Booting the Mac: the kernel and extensions

The whole purpose of the BootROM and EFI phases is to get to load and run the macOS kernel and its extensions, which is what boot.efi, the “OS X booter”, finally does. Although boot.efi doesn’t suddenly vanish, from here on it is very little needed.

Like so much of macOS, the kernel and its extensions started off simple, and just grew into the monstrously complex. It now includes systems and features such as the Platform Expert, Mach with its inter-process communication of messages and ports, IOKit, and a goodly chunk of BSD’s Unix features too. As I’m not a kernel engineer, I won’t attempt to go into this any further: chapter 2 of Jonathan Levin’s *OS Internals, volume 1, and the promised Volume 2 are and will be excellent references.

The two important topics with respect to the boot process are IOKit and extensions.

* _Exercise 1_
Answer these from the text on booting the Mac, one line each:
(a) What other name does the text give boot.efi?
(b) Which chapter and book does the text recommend as a reference on the kernel?
(c) Which two topics does the text call important with respect to the boot process?
* _Exercise 2_
Please carry the text on booting the Mac forward from its last sentence.

* _Data extracts_

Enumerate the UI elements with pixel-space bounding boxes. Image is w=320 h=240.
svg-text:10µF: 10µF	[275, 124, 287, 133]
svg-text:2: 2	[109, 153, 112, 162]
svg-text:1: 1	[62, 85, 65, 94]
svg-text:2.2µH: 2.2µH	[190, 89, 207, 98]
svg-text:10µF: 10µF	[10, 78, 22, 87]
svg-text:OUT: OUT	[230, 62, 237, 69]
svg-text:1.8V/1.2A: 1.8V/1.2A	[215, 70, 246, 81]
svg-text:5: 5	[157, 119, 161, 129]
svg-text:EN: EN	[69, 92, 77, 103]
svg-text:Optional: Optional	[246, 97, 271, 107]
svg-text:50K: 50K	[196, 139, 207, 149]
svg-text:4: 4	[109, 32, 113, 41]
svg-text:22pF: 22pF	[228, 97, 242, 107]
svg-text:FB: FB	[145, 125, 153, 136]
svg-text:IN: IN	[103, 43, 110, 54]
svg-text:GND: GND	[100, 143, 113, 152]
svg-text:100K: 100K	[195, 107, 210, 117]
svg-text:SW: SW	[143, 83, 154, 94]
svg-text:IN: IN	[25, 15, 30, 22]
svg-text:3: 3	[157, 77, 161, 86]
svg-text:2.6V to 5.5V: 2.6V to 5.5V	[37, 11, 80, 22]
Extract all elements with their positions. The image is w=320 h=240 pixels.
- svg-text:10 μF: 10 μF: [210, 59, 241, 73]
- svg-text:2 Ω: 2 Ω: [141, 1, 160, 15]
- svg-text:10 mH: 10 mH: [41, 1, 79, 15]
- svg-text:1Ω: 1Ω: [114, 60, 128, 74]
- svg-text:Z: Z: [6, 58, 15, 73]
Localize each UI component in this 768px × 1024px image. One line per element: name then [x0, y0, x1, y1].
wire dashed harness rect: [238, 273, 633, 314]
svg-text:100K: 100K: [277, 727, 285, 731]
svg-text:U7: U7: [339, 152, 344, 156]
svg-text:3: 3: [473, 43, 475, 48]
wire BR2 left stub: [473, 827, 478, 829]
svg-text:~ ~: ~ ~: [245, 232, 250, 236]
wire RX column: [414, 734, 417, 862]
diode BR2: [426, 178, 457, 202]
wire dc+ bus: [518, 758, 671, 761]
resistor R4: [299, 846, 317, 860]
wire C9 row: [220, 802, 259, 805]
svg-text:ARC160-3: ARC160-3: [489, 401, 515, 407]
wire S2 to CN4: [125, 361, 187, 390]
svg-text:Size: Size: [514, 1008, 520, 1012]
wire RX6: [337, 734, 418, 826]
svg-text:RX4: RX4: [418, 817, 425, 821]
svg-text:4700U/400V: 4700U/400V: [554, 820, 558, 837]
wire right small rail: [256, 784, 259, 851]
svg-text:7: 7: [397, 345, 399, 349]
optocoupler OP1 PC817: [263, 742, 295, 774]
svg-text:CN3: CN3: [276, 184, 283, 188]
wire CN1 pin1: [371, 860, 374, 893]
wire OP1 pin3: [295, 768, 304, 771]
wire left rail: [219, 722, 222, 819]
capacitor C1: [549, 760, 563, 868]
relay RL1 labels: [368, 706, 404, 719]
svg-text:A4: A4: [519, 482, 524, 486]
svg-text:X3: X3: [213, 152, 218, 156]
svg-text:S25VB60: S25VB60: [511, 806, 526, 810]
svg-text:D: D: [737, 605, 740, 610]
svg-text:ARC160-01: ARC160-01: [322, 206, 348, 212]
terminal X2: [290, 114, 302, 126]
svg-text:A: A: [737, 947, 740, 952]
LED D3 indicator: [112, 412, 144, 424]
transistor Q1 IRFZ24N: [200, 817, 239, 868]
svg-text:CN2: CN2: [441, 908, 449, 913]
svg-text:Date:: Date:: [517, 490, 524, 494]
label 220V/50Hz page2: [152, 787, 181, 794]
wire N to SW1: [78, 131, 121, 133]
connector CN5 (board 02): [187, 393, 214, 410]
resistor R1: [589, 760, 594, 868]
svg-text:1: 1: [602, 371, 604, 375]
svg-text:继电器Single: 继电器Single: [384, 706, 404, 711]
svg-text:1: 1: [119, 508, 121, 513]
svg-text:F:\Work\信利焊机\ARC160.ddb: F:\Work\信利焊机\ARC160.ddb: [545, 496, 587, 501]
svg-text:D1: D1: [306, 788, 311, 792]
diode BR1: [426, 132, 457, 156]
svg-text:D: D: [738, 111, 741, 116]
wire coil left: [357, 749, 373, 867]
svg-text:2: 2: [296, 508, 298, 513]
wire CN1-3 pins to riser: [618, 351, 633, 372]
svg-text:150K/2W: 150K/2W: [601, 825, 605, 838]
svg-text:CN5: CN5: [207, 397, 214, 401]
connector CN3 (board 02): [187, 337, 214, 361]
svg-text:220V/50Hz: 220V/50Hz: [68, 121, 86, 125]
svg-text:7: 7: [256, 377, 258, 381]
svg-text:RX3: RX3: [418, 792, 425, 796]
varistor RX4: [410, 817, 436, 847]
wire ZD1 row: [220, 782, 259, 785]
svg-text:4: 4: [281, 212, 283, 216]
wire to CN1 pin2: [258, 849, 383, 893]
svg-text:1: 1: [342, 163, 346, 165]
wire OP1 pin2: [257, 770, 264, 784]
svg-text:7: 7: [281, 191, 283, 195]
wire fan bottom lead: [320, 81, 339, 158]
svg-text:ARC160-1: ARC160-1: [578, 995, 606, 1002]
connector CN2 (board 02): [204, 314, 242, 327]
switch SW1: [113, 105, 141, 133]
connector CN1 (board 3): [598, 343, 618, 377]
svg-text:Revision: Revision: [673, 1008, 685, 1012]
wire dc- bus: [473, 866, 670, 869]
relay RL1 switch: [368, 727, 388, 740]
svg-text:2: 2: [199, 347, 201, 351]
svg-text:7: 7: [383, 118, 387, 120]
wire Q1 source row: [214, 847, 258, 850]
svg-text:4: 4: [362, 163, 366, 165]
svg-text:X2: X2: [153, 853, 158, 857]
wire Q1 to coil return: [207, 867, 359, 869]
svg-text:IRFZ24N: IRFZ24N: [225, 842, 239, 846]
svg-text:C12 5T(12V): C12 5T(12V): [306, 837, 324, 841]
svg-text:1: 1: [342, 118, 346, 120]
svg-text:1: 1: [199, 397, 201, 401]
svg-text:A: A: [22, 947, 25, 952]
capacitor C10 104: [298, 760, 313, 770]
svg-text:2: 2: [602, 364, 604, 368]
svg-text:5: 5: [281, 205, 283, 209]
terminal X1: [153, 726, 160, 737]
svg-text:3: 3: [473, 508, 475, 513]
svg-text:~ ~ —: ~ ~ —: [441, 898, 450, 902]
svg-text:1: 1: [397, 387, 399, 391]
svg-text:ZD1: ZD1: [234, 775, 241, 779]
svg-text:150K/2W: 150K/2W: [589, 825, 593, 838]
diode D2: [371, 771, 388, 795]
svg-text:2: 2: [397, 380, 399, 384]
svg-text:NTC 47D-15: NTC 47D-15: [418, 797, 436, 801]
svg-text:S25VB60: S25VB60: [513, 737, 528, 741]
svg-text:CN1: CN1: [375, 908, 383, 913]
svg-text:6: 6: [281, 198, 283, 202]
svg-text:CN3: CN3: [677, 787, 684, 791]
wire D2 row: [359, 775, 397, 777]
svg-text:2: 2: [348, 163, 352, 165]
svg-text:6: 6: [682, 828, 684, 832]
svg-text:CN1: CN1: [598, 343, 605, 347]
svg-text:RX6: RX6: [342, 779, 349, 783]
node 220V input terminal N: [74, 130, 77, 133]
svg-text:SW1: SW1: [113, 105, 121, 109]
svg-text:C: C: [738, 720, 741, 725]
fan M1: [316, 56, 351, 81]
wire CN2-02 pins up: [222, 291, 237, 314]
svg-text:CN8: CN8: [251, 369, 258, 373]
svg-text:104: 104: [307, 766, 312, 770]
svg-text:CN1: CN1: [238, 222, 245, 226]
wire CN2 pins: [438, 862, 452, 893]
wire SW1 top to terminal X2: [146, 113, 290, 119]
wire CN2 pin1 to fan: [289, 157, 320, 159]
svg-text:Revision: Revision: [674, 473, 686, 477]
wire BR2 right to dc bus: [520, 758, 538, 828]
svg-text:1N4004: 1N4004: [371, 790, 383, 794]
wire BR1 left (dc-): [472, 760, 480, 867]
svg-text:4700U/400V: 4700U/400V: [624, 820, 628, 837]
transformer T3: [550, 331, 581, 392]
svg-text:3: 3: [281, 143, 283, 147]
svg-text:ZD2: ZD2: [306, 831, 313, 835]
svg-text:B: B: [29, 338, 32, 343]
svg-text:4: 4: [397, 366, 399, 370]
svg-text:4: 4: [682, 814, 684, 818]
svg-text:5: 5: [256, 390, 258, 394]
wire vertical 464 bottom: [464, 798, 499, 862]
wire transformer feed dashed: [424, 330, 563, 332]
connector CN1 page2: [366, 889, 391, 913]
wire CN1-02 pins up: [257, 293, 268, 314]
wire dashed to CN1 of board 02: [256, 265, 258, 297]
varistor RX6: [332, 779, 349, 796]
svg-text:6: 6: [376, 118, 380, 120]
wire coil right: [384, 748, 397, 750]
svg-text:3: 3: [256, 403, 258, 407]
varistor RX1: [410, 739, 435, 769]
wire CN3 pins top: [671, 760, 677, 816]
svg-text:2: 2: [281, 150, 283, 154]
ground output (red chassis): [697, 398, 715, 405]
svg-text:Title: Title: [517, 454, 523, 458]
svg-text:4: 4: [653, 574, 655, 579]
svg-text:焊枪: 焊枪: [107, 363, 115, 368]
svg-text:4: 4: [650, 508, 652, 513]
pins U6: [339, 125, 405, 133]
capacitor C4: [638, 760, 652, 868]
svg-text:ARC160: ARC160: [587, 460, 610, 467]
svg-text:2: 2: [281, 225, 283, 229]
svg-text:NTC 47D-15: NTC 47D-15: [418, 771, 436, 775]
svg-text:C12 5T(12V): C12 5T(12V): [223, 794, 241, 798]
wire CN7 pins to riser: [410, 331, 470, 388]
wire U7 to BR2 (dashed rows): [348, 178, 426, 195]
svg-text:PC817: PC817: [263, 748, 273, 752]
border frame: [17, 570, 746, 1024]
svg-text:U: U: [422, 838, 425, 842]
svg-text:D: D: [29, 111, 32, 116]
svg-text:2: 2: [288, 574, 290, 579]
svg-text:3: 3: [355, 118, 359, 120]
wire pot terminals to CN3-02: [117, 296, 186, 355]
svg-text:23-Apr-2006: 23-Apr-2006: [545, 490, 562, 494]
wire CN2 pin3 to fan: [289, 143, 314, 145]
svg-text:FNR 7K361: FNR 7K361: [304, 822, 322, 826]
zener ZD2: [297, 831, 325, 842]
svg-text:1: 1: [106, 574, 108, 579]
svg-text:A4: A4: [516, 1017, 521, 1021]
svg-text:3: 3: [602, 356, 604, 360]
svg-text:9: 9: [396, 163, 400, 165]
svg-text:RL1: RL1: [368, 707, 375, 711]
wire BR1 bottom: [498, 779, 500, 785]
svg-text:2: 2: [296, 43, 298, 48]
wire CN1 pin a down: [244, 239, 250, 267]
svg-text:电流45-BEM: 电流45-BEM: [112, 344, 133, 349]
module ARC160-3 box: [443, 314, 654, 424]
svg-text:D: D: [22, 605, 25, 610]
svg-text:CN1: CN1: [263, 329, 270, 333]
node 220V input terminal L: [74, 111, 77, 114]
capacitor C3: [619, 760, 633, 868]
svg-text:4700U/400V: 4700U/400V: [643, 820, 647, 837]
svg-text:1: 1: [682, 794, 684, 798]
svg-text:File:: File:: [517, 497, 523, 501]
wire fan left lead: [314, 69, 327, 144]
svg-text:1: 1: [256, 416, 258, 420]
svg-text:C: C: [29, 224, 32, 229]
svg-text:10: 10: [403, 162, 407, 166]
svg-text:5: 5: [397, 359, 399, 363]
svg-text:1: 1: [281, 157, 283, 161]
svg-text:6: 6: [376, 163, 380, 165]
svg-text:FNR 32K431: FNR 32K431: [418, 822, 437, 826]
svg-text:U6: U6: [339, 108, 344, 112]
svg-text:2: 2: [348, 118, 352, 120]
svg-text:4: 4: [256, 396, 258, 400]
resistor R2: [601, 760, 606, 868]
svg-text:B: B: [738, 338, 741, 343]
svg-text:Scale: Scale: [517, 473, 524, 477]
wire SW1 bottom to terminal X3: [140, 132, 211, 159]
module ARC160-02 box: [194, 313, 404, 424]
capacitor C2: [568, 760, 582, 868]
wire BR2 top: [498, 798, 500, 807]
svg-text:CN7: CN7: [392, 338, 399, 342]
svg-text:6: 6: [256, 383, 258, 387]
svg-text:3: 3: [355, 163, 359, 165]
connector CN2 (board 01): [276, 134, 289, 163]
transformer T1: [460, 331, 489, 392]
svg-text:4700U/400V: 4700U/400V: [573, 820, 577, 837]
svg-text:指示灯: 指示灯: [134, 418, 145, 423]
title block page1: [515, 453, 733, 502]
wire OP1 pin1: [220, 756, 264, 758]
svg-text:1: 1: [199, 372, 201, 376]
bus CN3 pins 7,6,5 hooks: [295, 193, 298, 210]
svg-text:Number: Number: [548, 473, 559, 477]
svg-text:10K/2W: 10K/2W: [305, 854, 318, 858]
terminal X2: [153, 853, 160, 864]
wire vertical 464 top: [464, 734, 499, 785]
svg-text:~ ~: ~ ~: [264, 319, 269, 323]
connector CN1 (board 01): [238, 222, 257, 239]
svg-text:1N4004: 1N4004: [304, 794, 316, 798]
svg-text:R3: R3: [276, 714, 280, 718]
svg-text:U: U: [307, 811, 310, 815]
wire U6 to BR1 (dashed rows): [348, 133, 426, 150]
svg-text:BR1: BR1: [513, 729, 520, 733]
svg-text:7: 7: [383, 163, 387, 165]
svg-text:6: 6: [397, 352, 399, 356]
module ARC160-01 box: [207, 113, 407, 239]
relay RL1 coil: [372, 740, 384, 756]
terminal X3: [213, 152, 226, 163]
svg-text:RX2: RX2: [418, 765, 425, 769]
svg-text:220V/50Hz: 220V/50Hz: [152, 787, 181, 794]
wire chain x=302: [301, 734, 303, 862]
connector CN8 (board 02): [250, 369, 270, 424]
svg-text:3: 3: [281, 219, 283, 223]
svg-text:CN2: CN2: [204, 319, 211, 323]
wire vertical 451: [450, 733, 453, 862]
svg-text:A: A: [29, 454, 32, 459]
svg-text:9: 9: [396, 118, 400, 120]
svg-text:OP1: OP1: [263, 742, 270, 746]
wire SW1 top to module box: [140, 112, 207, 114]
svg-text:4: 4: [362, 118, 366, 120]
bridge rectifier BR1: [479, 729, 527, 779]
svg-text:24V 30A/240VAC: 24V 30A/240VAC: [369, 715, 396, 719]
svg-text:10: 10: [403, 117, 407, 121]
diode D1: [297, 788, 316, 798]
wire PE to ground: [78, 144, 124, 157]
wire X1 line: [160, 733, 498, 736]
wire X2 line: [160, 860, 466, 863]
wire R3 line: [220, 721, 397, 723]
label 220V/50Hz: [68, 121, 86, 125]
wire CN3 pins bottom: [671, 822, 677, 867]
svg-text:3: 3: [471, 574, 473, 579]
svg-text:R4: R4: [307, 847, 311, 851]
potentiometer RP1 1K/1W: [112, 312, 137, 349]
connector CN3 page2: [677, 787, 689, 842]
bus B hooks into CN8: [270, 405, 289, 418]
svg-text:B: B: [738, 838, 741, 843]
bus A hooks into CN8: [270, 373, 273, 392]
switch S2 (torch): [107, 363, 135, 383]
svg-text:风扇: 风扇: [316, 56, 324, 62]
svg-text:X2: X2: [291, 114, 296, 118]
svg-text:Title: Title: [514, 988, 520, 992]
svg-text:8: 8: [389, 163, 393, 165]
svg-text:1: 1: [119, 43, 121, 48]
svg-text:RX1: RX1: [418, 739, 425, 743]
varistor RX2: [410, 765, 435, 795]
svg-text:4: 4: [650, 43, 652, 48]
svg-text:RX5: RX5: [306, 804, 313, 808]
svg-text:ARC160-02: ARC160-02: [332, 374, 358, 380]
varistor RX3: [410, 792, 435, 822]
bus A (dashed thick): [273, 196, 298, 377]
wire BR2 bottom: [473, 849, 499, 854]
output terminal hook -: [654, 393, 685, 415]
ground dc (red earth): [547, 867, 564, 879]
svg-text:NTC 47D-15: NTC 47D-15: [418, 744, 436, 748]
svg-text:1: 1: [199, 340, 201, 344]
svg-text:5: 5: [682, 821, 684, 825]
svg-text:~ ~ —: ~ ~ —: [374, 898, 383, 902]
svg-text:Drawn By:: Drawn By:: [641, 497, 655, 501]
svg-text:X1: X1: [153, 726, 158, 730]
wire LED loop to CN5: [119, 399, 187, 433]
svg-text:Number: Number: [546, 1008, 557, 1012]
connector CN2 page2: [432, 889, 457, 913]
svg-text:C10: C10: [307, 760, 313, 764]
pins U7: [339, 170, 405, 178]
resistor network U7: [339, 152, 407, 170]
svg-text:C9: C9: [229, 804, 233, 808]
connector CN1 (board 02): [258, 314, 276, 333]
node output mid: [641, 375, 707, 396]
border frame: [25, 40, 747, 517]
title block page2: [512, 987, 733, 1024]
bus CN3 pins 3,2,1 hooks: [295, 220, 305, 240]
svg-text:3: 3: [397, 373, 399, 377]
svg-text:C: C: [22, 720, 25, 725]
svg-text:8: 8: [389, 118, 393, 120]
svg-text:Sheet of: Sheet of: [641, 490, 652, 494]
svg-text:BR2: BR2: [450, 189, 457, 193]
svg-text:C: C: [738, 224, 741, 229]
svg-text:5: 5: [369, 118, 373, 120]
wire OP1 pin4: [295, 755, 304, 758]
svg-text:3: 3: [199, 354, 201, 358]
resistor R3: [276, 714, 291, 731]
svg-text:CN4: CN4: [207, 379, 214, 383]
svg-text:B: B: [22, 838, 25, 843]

* _Output 1_
(a) The "OS X booter."
(b) Chapter 2 of Jonathan Levin's *OS Internals, volume 1.
(c) IOKit and extensions.

* _Output 2_
In the previous article, I mentioned that one of the important tasks of boot.efi was to build the IODeviceTree, and when starting the kernel, to hand that information over. This is only the start, as the kernel and loaded extensions expand that into a catalogue of all the installed drivers for hardware and other devices, the IORegistry.

It is the IORegistry which is actually displayed when you use the ioreg command in Terminal, rather than boot.efi’s rather simpler IODeviceTree. If you need to look at this registry, study its formatting and selection options carefully using man ioreg: they are complex.

IOKit is remarkable, possibly unique, as it uses object-oriented principles in classes and overloading. Instead of each driver being entire within itself, it declares itself to be a member of a particular family, so letting a driver re-use all the code which it has inherited from that family class, and it only has to implement the functions which differ.

For all this ingenuity, IOKit is a world unto itself, as browsing any of Apple’s (now archived) documentation will reveal: try what it optimistically calls IOKit Fundamentals for a starter.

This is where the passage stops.